- TASK DESCRIPTION
Without the pictures, return all of the material exactly as written.

(Records about charts and figures)
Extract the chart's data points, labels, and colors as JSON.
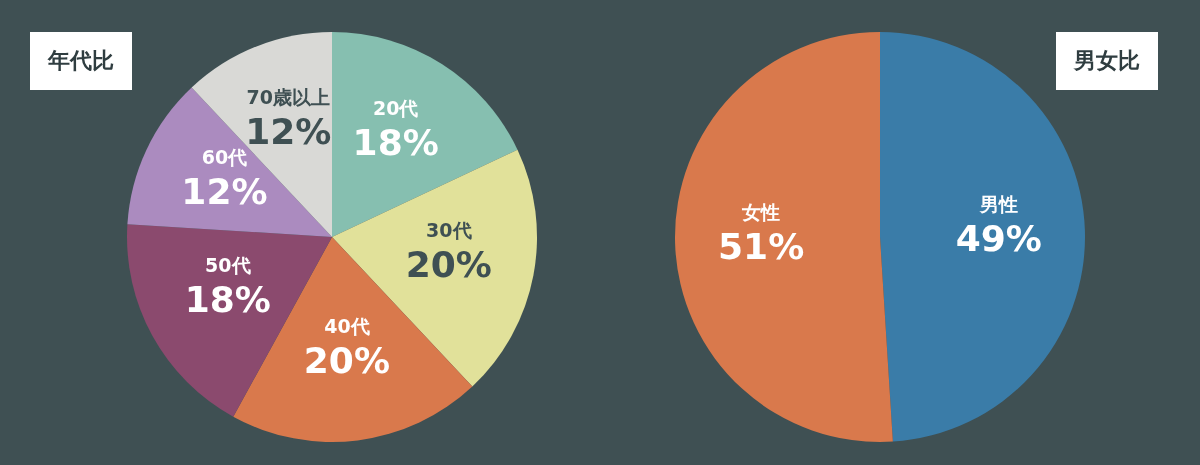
{
  "chart_data": [
    {
      "type": "pie",
      "title": "年代比",
      "categories": [
        "20代",
        "30代",
        "40代",
        "50代",
        "60代",
        "70歳以上"
      ],
      "values": [
        18,
        20,
        20,
        18,
        12,
        12
      ],
      "value_labels": [
        "18%",
        "20%",
        "20%",
        "18%",
        "12%",
        "12%"
      ],
      "colors": [
        "#86bfb0",
        "#e1e19a",
        "#d9794c",
        "#8b4a6e",
        "#ab8bbf",
        "#d9d9d6"
      ]
    },
    {
      "type": "pie",
      "title": "男女比",
      "categories": [
        "男性",
        "女性"
      ],
      "values": [
        49,
        51
      ],
      "value_labels": [
        "49%",
        "51%"
      ],
      "colors": [
        "#3a7ca8",
        "#d9794c"
      ]
    }
  ]
}
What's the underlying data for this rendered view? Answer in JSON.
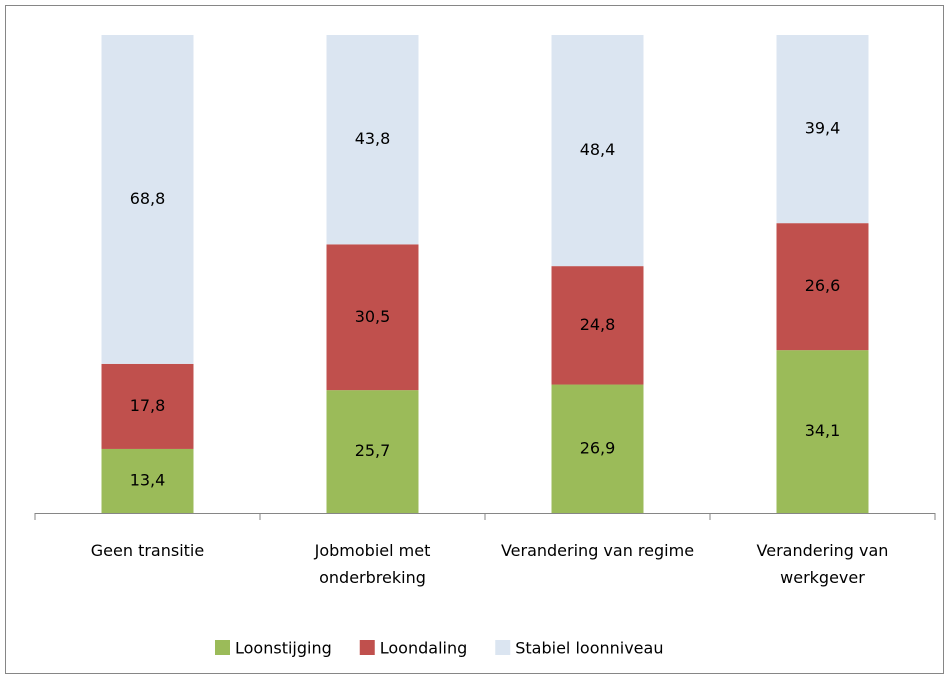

- TASK ANSWER
Extract the chart's data points, labels, and colors as JSON.
{
  "chart_data": [
    {
      "type": "pie",
      "title": "年代比",
      "categories": [
        "20代",
        "30代",
        "40代",
        "50代",
        "60代",
        "70歳以上"
      ],
      "values": [
        18,
        20,
        20,
        18,
        12,
        12
      ],
      "value_labels": [
        "18%",
        "20%",
        "20%",
        "18%",
        "12%",
        "12%"
      ],
      "colors": [
        "#86bfb0",
        "#e1e19a",
        "#d9794c",
        "#8b4a6e",
        "#ab8bbf",
        "#d9d9d6"
      ]
    },
    {
      "type": "pie",
      "title": "男女比",
      "categories": [
        "男性",
        "女性"
      ],
      "values": [
        49,
        51
      ],
      "value_labels": [
        "49%",
        "51%"
      ],
      "colors": [
        "#3a7ca8",
        "#d9794c"
      ]
    }
  ]
}
What's the underlying data for this rendered view? Answer in JSON.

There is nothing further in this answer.